WHAT YOU NEED TO DO =>
Copy each line below without leaving any out.

ENTRIES SUPPLIED =>
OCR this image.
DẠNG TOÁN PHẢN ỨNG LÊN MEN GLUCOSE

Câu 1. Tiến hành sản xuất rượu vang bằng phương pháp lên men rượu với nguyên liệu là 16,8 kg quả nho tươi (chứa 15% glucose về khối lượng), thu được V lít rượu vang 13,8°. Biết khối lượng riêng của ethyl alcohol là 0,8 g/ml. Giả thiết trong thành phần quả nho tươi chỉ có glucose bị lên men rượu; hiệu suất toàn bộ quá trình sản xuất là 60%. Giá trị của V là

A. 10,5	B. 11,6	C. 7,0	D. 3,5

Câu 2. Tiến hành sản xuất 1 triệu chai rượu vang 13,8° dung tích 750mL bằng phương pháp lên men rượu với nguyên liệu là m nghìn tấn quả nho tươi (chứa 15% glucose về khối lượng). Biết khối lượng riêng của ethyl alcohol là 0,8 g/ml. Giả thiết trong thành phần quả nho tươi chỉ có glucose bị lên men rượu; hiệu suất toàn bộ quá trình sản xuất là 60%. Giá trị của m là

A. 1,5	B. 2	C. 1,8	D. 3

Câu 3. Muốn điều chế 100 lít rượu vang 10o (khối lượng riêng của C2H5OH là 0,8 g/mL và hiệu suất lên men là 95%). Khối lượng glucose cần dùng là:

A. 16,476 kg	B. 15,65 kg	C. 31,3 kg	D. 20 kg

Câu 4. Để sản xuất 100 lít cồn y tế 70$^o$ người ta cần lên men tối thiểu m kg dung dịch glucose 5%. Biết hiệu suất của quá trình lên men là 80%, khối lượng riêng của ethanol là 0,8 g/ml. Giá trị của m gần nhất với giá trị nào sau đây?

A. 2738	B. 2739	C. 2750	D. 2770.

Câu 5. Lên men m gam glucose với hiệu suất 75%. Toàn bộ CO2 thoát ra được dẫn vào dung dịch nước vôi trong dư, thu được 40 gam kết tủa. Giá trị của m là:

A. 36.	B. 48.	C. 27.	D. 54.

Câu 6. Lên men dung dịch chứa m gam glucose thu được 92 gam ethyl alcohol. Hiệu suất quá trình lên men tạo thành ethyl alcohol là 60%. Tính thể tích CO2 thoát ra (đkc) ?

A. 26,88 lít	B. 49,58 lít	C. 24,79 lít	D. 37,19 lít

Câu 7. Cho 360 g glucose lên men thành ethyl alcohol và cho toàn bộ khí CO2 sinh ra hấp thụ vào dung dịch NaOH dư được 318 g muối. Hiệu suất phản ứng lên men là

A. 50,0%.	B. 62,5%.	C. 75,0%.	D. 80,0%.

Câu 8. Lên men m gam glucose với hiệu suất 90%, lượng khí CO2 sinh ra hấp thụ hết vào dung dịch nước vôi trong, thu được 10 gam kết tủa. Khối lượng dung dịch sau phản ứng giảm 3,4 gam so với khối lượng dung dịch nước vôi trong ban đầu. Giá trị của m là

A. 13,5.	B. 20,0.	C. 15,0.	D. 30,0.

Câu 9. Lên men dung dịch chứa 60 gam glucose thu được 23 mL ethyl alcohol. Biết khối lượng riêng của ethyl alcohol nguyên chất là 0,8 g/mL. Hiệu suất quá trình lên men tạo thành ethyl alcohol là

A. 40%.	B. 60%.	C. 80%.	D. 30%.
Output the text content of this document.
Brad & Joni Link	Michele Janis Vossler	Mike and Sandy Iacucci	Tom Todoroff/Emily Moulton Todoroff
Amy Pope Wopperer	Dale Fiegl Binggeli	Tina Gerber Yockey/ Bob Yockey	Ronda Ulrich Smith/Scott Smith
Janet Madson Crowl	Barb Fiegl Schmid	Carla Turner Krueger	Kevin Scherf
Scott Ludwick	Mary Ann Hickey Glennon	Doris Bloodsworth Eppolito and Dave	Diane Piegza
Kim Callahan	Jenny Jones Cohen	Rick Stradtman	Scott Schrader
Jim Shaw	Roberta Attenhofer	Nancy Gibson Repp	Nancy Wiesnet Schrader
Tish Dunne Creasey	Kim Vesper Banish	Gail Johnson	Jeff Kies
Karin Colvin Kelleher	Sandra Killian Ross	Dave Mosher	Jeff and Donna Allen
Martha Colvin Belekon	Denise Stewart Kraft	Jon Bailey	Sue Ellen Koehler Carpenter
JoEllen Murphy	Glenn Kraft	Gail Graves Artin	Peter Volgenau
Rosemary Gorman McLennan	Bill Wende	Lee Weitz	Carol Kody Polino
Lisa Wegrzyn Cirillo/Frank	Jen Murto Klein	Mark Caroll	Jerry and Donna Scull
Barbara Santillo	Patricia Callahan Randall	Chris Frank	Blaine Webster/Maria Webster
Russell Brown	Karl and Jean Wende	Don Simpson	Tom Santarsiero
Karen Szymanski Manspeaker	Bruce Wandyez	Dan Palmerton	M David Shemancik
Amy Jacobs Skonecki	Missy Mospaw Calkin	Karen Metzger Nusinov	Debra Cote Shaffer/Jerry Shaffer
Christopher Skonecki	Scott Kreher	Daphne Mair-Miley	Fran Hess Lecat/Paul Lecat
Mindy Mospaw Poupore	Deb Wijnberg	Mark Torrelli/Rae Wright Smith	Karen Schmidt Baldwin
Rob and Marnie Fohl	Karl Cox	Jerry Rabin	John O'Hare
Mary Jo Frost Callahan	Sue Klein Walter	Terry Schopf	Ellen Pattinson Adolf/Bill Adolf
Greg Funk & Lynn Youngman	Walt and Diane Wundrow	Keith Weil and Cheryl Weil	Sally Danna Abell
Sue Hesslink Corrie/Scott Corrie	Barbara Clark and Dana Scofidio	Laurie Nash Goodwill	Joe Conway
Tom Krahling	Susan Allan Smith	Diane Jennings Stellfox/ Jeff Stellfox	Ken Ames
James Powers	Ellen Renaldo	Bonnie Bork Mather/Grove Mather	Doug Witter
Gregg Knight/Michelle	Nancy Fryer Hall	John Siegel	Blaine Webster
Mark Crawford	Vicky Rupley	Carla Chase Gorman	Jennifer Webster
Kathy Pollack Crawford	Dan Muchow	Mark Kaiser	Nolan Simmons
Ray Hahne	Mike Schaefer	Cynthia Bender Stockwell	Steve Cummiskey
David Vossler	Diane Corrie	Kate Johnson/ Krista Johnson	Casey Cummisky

ANSWER FOR THE TASK =>
OCR this image.
DẠNG TOÁN PHẢN ỨNG LÊN MEN GLUCOSE

Câu 1. Tiến hành sản xuất rượu vang bằng phương pháp lên men rượu với nguyên liệu là 16,8 kg quả nho tươi (chứa 15% glucose về khối lượng), thu được V lít rượu vang 13,8°. Biết khối lượng riêng của ethyl alcohol là 0,8 g/ml. Giả thiết trong thành phần quả nho tươi chỉ có glucose bị lên men rượu; hiệu suất toàn bộ quá trình sản xuất là 60%. Giá trị của V là

A. 10,5	B. 11,6	C. 7,0	D. 3,5

Câu 2. Tiến hành sản xuất 1 triệu chai rượu vang 13,8° dung tích 750mL bằng phương pháp lên men rượu với nguyên liệu là m nghìn tấn quả nho tươi (chứa 15% glucose về khối lượng). Biết khối lượng riêng của ethyl alcohol là 0,8 g/ml. Giả thiết trong thành phần quả nho tươi chỉ có glucose bị lên men rượu; hiệu suất toàn bộ quá trình sản xuất là 60%. Giá trị của m là

A. 1,5	B. 2	C. 1,8	D. 3

Câu 3. Muốn điều chế 100 lít rượu vang 10o (khối lượng riêng của C2H5OH là 0,8 g/mL và hiệu suất lên men là 95%). Khối lượng glucose cần dùng là:

A. 16,476 kg	B. 15,65 kg	C. 31,3 kg	D. 20 kg

Câu 4. Để sản xuất 100 lít cồn y tế 70$^o$ người ta cần lên men tối thiểu m kg dung dịch glucose 5%. Biết hiệu suất của quá trình lên men là 80%, khối lượng riêng của ethanol là 0,8 g/ml. Giá trị của m gần nhất với giá trị nào sau đây?

A. 2738	B. 2739	C. 2750	D. 2770.

Câu 5. Lên men m gam glucose với hiệu suất 75%. Toàn bộ CO2 thoát ra được dẫn vào dung dịch nước vôi trong dư, thu được 40 gam kết tủa. Giá trị của m là:

A. 36.	B. 48.	C. 27.	D. 54.

Câu 6. Lên men dung dịch chứa m gam glucose thu được 92 gam ethyl alcohol. Hiệu suất quá trình lên men tạo thành ethyl alcohol là 60%. Tính thể tích CO2 thoát ra (đkc) ?

A. 26,88 lít	B. 49,58 lít	C. 24,79 lít	D. 37,19 lít

Câu 7. Cho 360 g glucose lên men thành ethyl alcohol và cho toàn bộ khí CO2 sinh ra hấp thụ vào dung dịch NaOH dư được 318 g muối. Hiệu suất phản ứng lên men là

A. 50,0%.	B. 62,5%.	C. 75,0%.	D. 80,0%.

Câu 8. Lên men m gam glucose với hiệu suất 90%, lượng khí CO2 sinh ra hấp thụ hết vào dung dịch nước vôi trong, thu được 10 gam kết tủa. Khối lượng dung dịch sau phản ứng giảm 3,4 gam so với khối lượng dung dịch nước vôi trong ban đầu. Giá trị của m là

A. 13,5.	B. 20,0.	C. 15,0.	D. 30,0.

Câu 9. Lên men dung dịch chứa 60 gam glucose thu được 23 mL ethyl alcohol. Biết khối lượng riêng của ethyl alcohol nguyên chất là 0,8 g/mL. Hiệu suất quá trình lên men tạo thành ethyl alcohol là

A. 40%.	B. 60%.	C. 80%.	D. 30%.
Output the text content of this document.
Brad & Joni Link	Michele Janis Vossler	Mike and Sandy Iacucci	Tom Todoroff/Emily Moulton Todoroff
Amy Pope Wopperer	Dale Fiegl Binggeli	Tina Gerber Yockey/ Bob Yockey	Ronda Ulrich Smith/Scott Smith
Janet Madson Crowl	Barb Fiegl Schmid	Carla Turner Krueger	Kevin Scherf
Scott Ludwick	Mary Ann Hickey Glennon	Doris Bloodsworth Eppolito and Dave	Diane Piegza
Kim Callahan	Jenny Jones Cohen	Rick Stradtman	Scott Schrader
Jim Shaw	Roberta Attenhofer	Nancy Gibson Repp	Nancy Wiesnet Schrader
Tish Dunne Creasey	Kim Vesper Banish	Gail Johnson	Jeff Kies
Karin Colvin Kelleher	Sandra Killian Ross	Dave Mosher	Jeff and Donna Allen
Martha Colvin Belekon	Denise Stewart Kraft	Jon Bailey	Sue Ellen Koehler Carpenter
JoEllen Murphy	Glenn Kraft	Gail Graves Artin	Peter Volgenau
Rosemary Gorman McLennan	Bill Wende	Lee Weitz	Carol Kody Polino
Lisa Wegrzyn Cirillo/Frank	Jen Murto Klein	Mark Caroll	Jerry and Donna Scull
Barbara Santillo	Patricia Callahan Randall	Chris Frank	Blaine Webster/Maria Webster
Russell Brown	Karl and Jean Wende	Don Simpson	Tom Santarsiero
Karen Szymanski Manspeaker	Bruce Wandyez	Dan Palmerton	M David Shemancik
Amy Jacobs Skonecki	Missy Mospaw Calkin	Karen Metzger Nusinov	Debra Cote Shaffer/Jerry Shaffer
Christopher Skonecki	Scott Kreher	Daphne Mair-Miley	Fran Hess Lecat/Paul Lecat
Mindy Mospaw Poupore	Deb Wijnberg	Mark Torrelli/Rae Wright Smith	Karen Schmidt Baldwin
Rob and Marnie Fohl	Karl Cox	Jerry Rabin	John O'Hare
Mary Jo Frost Callahan	Sue Klein Walter	Terry Schopf	Ellen Pattinson Adolf/Bill Adolf
Greg Funk & Lynn Youngman	Walt and Diane Wundrow	Keith Weil and Cheryl Weil	Sally Danna Abell
Sue Hesslink Corrie/Scott Corrie	Barbara Clark and Dana Scofidio	Laurie Nash Goodwill	Joe Conway
Tom Krahling	Susan Allan Smith	Diane Jennings Stellfox/ Jeff Stellfox	Ken Ames
James Powers	Ellen Renaldo	Bonnie Bork Mather/Grove Mather	Doug Witter
Gregg Knight/Michelle	Nancy Fryer Hall	John Siegel	Blaine Webster
Mark Crawford	Vicky Rupley	Carla Chase Gorman	Jennifer Webster
Kathy Pollack Crawford	Dan Muchow	Mark Kaiser	Nolan Simmons
Ray Hahne	Mike Schaefer	Cynthia Bender Stockwell	Steve Cummiskey
David Vossler	Diane Corrie	Kate Johnson/ Krista Johnson	Casey Cummisky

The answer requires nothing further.